> _TASK DETAILS_
Could you write out each of the records below, reproducing every line without changing anything?

> _MATERIAL PROVIDED_
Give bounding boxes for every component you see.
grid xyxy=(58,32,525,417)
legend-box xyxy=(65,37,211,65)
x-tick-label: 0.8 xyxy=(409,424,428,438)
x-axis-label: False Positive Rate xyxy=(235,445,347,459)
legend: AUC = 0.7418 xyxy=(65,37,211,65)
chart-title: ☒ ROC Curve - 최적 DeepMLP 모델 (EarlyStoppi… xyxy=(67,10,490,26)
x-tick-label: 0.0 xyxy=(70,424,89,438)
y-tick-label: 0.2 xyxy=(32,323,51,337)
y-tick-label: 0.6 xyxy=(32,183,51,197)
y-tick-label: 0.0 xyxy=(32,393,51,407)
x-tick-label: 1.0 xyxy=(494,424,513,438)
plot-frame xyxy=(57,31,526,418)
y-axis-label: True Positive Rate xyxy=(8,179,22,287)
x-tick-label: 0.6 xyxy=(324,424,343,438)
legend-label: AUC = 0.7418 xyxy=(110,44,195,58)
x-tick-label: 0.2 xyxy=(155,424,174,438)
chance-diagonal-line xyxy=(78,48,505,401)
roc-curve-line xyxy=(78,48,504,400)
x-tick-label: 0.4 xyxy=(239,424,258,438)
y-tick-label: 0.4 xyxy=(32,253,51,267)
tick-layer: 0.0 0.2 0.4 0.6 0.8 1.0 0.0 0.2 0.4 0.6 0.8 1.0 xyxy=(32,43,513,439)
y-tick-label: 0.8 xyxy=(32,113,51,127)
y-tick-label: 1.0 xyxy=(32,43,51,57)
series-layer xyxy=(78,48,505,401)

> _WRITTEN ANSWER_
Give bounding boxes for every component you see.
grid xyxy=(58,32,525,417)
legend-box xyxy=(65,37,211,65)
x-tick-label: 0.8 xyxy=(409,424,428,438)
x-axis-label: False Positive Rate xyxy=(235,445,347,459)
legend: AUC = 0.7418 xyxy=(65,37,211,65)
chart-title: ☒ ROC Curve - 최적 DeepMLP 모델 (EarlyStoppi… xyxy=(67,10,490,26)
x-tick-label: 0.0 xyxy=(70,424,89,438)
y-tick-label: 0.2 xyxy=(32,323,51,337)
y-tick-label: 0.6 xyxy=(32,183,51,197)
y-tick-label: 0.0 xyxy=(32,393,51,407)
x-tick-label: 1.0 xyxy=(494,424,513,438)
plot-frame xyxy=(57,31,526,418)
y-axis-label: True Positive Rate xyxy=(8,179,22,287)
x-tick-label: 0.6 xyxy=(324,424,343,438)
legend-label: AUC = 0.7418 xyxy=(110,44,195,58)
x-tick-label: 0.2 xyxy=(155,424,174,438)
chance-diagonal-line xyxy=(78,48,505,401)
roc-curve-line xyxy=(78,48,504,400)
x-tick-label: 0.4 xyxy=(239,424,258,438)
y-tick-label: 0.4 xyxy=(32,253,51,267)
tick-layer: 0.0 0.2 0.4 0.6 0.8 1.0 0.0 0.2 0.4 0.6 0.8 1.0 xyxy=(32,43,513,439)
y-tick-label: 0.8 xyxy=(32,113,51,127)
y-tick-label: 1.0 xyxy=(32,43,51,57)
series-layer xyxy=(78,48,505,401)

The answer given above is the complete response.